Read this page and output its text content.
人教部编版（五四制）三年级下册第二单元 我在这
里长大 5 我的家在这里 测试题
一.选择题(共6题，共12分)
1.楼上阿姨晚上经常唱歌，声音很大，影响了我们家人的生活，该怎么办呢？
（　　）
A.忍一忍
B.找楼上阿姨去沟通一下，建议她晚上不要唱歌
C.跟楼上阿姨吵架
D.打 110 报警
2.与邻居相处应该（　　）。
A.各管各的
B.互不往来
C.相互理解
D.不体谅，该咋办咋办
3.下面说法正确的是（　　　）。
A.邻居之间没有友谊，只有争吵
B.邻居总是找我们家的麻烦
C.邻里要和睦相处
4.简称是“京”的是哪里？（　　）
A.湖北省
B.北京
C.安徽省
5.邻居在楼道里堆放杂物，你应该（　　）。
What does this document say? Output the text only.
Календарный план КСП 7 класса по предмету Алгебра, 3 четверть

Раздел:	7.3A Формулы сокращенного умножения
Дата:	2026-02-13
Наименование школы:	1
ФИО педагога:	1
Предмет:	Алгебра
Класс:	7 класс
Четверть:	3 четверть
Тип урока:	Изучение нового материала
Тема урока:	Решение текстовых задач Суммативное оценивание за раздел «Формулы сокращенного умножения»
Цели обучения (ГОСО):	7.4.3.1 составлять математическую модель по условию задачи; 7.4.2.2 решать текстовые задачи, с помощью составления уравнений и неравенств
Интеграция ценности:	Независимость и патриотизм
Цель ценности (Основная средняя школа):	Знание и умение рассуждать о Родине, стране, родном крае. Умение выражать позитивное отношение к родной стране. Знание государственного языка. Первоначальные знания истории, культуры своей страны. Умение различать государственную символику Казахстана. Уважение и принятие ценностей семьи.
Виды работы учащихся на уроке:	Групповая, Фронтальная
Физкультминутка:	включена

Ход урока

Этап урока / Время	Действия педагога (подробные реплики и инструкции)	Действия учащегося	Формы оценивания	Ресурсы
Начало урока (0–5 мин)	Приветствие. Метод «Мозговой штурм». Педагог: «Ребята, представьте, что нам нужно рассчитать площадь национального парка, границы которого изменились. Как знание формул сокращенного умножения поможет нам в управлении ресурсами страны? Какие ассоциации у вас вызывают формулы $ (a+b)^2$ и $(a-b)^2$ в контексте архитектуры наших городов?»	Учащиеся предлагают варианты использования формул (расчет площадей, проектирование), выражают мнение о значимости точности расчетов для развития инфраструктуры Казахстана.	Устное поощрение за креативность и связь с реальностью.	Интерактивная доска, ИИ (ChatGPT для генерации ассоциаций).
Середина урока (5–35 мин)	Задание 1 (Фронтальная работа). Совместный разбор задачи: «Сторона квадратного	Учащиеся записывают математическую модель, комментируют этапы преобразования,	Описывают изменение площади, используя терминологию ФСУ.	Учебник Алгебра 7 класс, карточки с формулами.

----------------

Repeat back the data above, exact to the last character.

Reply
Read this page and output its text content.
人教部编版（五四制）三年级下册第二单元 我在这
里长大 5 我的家在这里 测试题
一.选择题(共6题，共12分)
1.楼上阿姨晚上经常唱歌，声音很大，影响了我们家人的生活，该怎么办呢？
（　　）
A.忍一忍
B.找楼上阿姨去沟通一下，建议她晚上不要唱歌
C.跟楼上阿姨吵架
D.打 110 报警
2.与邻居相处应该（　　）。
A.各管各的
B.互不往来
C.相互理解
D.不体谅，该咋办咋办
3.下面说法正确的是（　　　）。
A.邻居之间没有友谊，只有争吵
B.邻居总是找我们家的麻烦
C.邻里要和睦相处
4.简称是“京”的是哪里？（　　）
A.湖北省
B.北京
C.安徽省
5.邻居在楼道里堆放杂物，你应该（　　）。
What does this document say? Output the text only.
Календарный план КСП 7 класса по предмету Алгебра, 3 четверть

Раздел:	7.3A Формулы сокращенного умножения
Дата:	2026-02-13
Наименование школы:	1
ФИО педагога:	1
Предмет:	Алгебра
Класс:	7 класс
Четверть:	3 четверть
Тип урока:	Изучение нового материала
Тема урока:	Решение текстовых задач Суммативное оценивание за раздел «Формулы сокращенного умножения»
Цели обучения (ГОСО):	7.4.3.1 составлять математическую модель по условию задачи; 7.4.2.2 решать текстовые задачи, с помощью составления уравнений и неравенств
Интеграция ценности:	Независимость и патриотизм
Цель ценности (Основная средняя школа):	Знание и умение рассуждать о Родине, стране, родном крае. Умение выражать позитивное отношение к родной стране. Знание государственного языка. Первоначальные знания истории, культуры своей страны. Умение различать государственную символику Казахстана. Уважение и принятие ценностей семьи.
Виды работы учащихся на уроке:	Групповая, Фронтальная
Физкультминутка:	включена

Ход урока

Этап урока / Время	Действия педагога (подробные реплики и инструкции)	Действия учащегося	Формы оценивания	Ресурсы
Начало урока (0–5 мин)	Приветствие. Метод «Мозговой штурм». Педагог: «Ребята, представьте, что нам нужно рассчитать площадь национального парка, границы которого изменились. Как знание формул сокращенного умножения поможет нам в управлении ресурсами страны? Какие ассоциации у вас вызывают формулы $ (a+b)^2$ и $(a-b)^2$ в контексте архитектуры наших городов?»	Учащиеся предлагают варианты использования формул (расчет площадей, проектирование), выражают мнение о значимости точности расчетов для развития инфраструктуры Казахстана.	Устное поощрение за креативность и связь с реальностью.	Интерактивная доска, ИИ (ChatGPT для генерации ассоциаций).
Середина урока (5–35 мин)	Задание 1 (Фронтальная работа). Совместный разбор задачи: «Сторона квадратного	Учащиеся записывают математическую модель, комментируют этапы преобразования,	Описывают изменение площади, используя терминологию ФСУ.	Учебник Алгебра 7 класс, карточки с формулами.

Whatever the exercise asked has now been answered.